- [AVAILABLE DATA]:
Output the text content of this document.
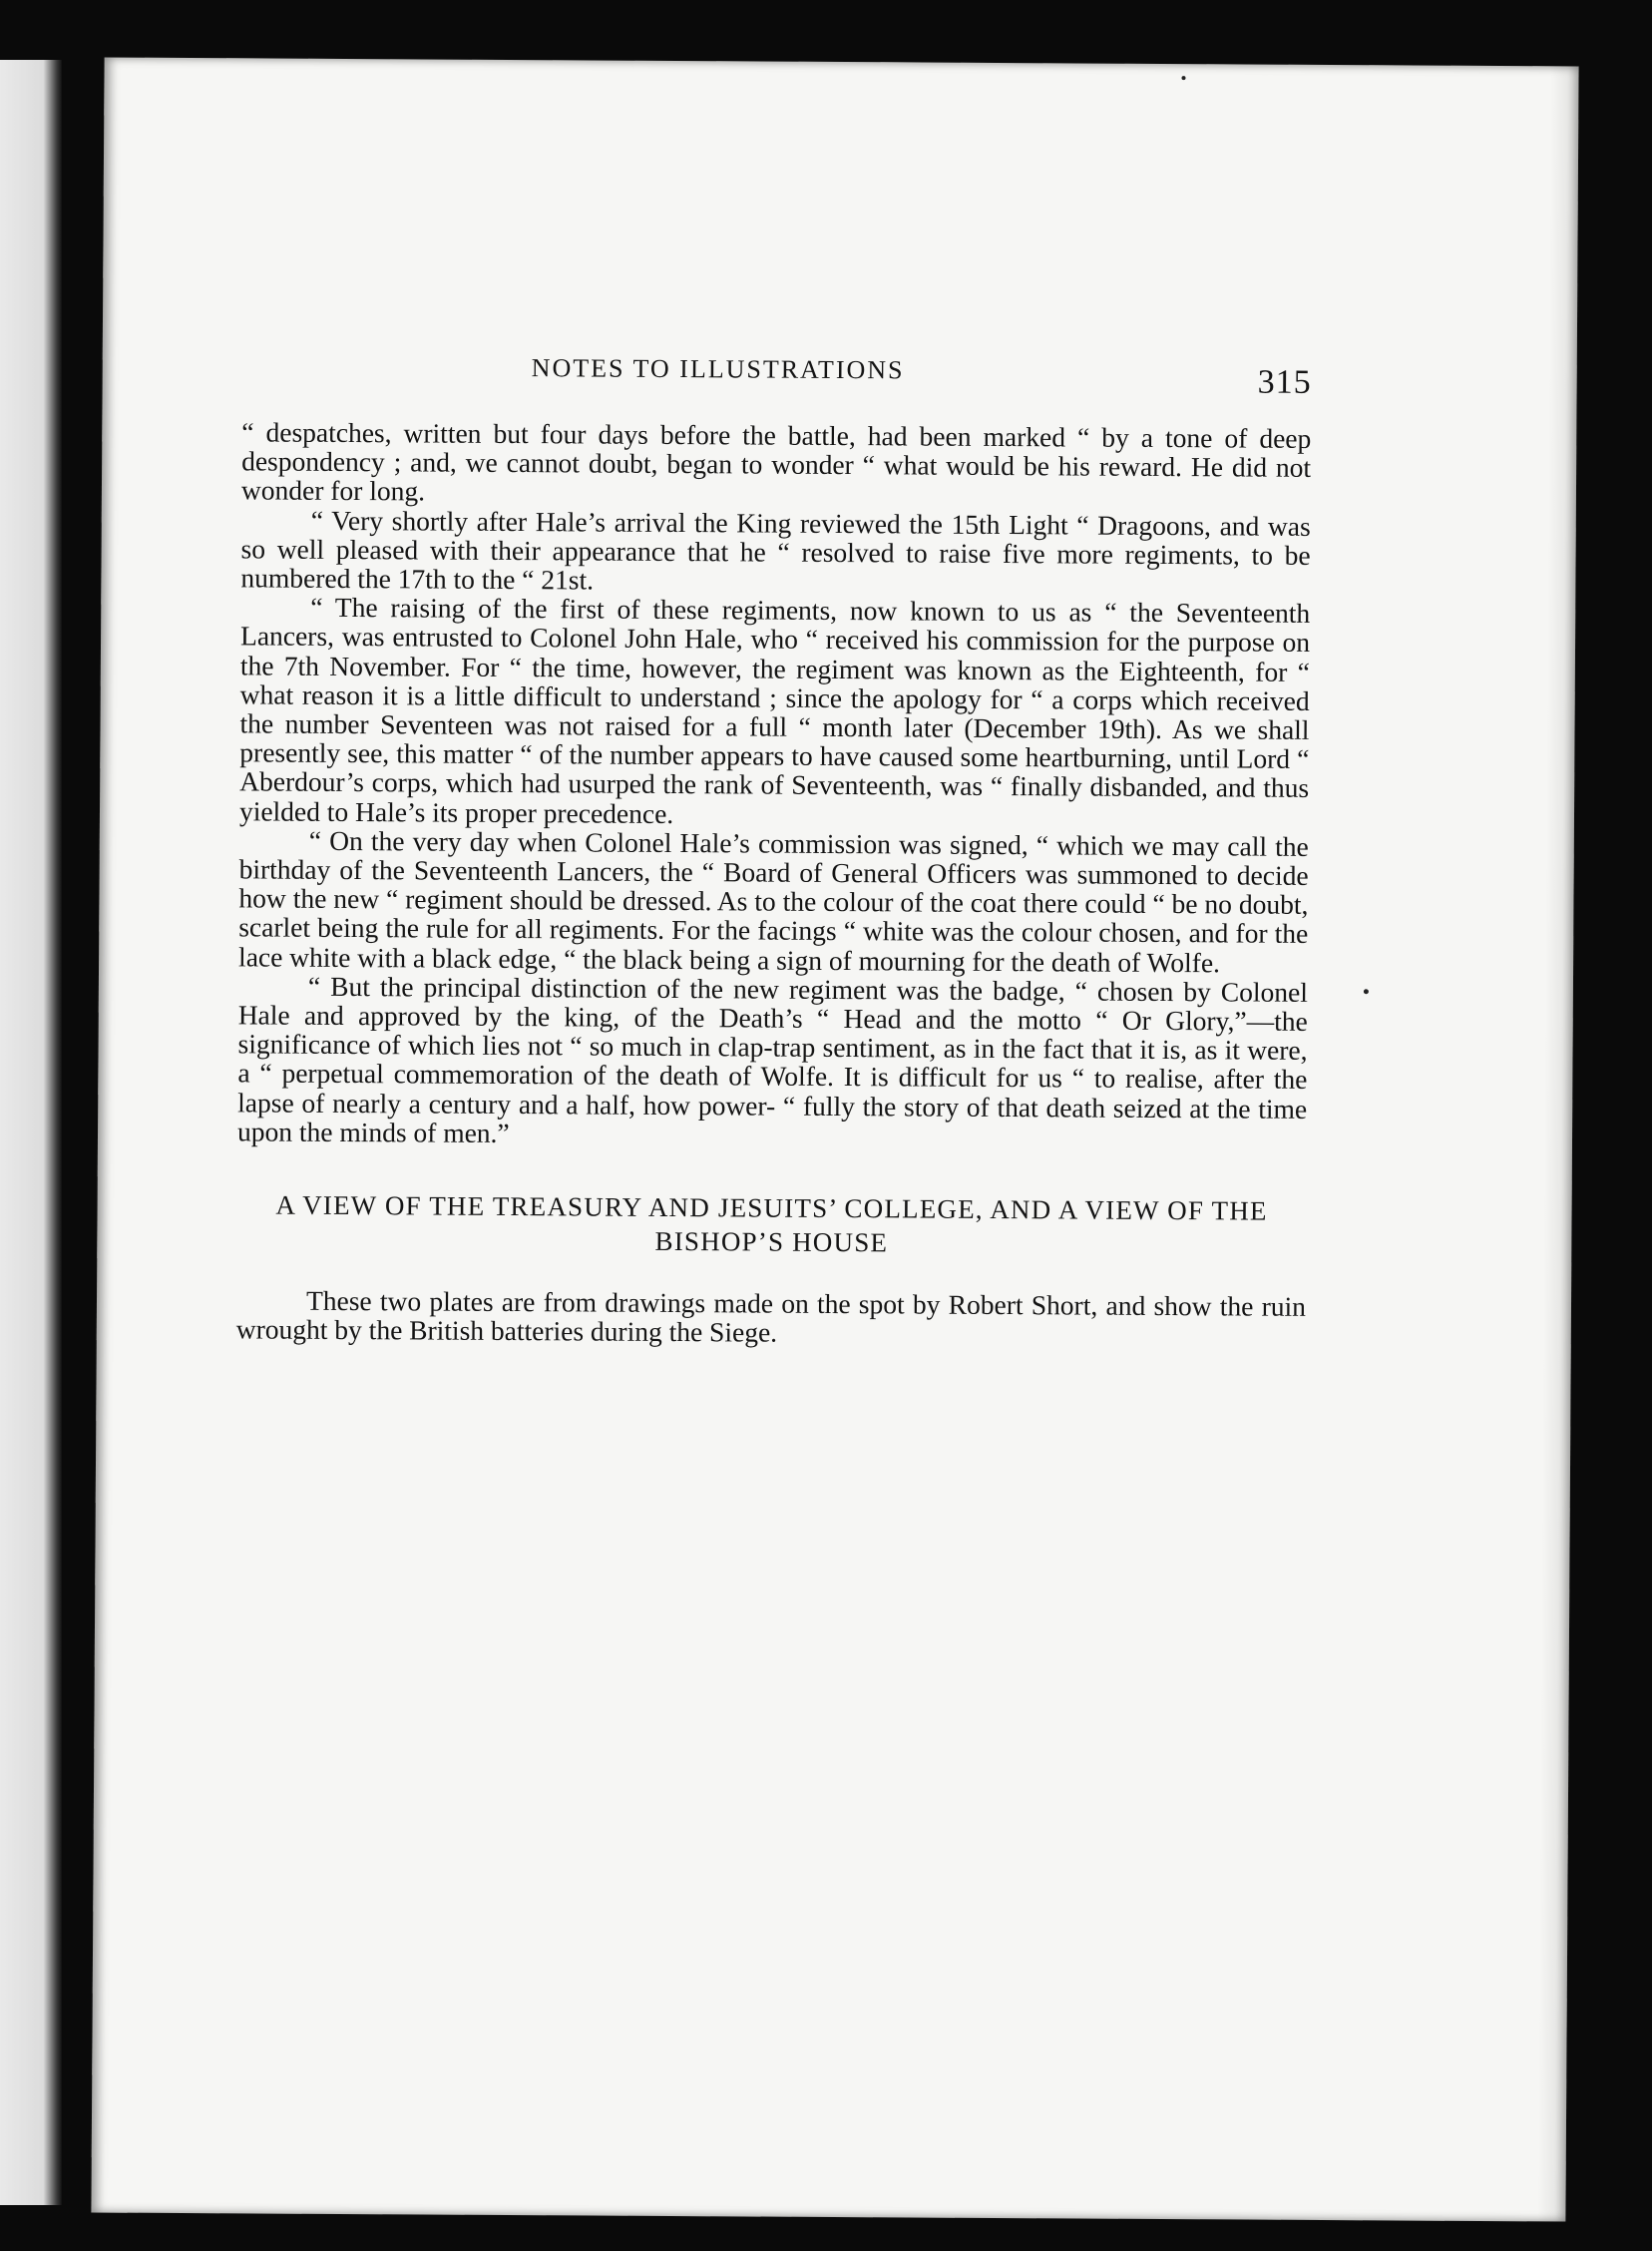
NOTES TO ILLUSTRATIONS	315

“ despatches, written but four days before the battle, had been marked “ by a tone of deep despondency ; and, we cannot doubt, began to wonder “ what would be his reward. He did not wonder for long.

“ Very shortly after Hale’s arrival the King reviewed the 15th Light “ Dragoons, and was so well pleased with their appearance that he “ resolved to raise five more regiments, to be numbered the 17th to the “ 21st.

“ The raising of the first of these regiments, now known to us as “ the Seventeenth Lancers, was entrusted to Colonel John Hale, who “ received his commission for the purpose on the 7th November. For “ the time, however, the regiment was known as the Eighteenth, for “ what reason it is a little difficult to understand ; since the apology for “ a corps which received the number Seventeen was not raised for a full “ month later (December 19th). As we shall presently see, this matter “ of the number appears to have caused some heartburning, until Lord “ Aberdour’s corps, which had usurped the rank of Seventeenth, was “ finally disbanded, and thus yielded to Hale’s its proper precedence.

“ On the very day when Colonel Hale’s commission was signed, “ which we may call the birthday of the Seventeenth Lancers, the “ Board of General Officers was summoned to decide how the new “ regiment should be dressed. As to the colour of the coat there could “ be no doubt, scarlet being the rule for all regiments. For the facings “ white was the colour chosen, and for the lace white with a black edge, “ the black being a sign of mourning for the death of Wolfe.

“ But the principal distinction of the new regiment was the badge, “ chosen by Colonel Hale and approved by the king, of the Death’s “ Head and the motto “ Or Glory,”—the significance of which lies not “ so much in clap-trap sentiment, as in the fact that it is, as it were, a “ perpetual commemoration of the death of Wolfe. It is difficult for us “ to realise, after the lapse of nearly a century and a half, how power- “ fully the story of that death seized at the time upon the minds of men.”

A VIEW OF THE TREASURY AND JESUITS’ COLLEGE, AND A VIEW OF THE BISHOP’S HOUSE

These two plates are from drawings made on the spot by Robert Short, and show the ruin wrought by the British batteries during the Siege.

- [WHAT THE TASK ASKS]: All lines in the data that contain the word "this" should be copied.

- [RESULT OF THE EXERCISE]:
Output the text content of this document.
“ The raising of the first of these regiments, now known to us as “ the Seventeenth Lancers, was entrusted to Colonel John Hale, who “ received his commission for the purpose on the 7th November. For “ the time, however, the regiment was known as the Eighteenth, for “ what reason it is a little difficult to understand ; since the apology for “ a corps which received the number Seventeen was not raised for a full “ month later (December 19th). As we shall presently see, this matter “ of the number appears to have caused some heartburning, until Lord “ Aberdour’s corps, which had usurped the rank of Seventeenth, was “ finally disbanded, and thus yielded to Hale’s its proper precedence.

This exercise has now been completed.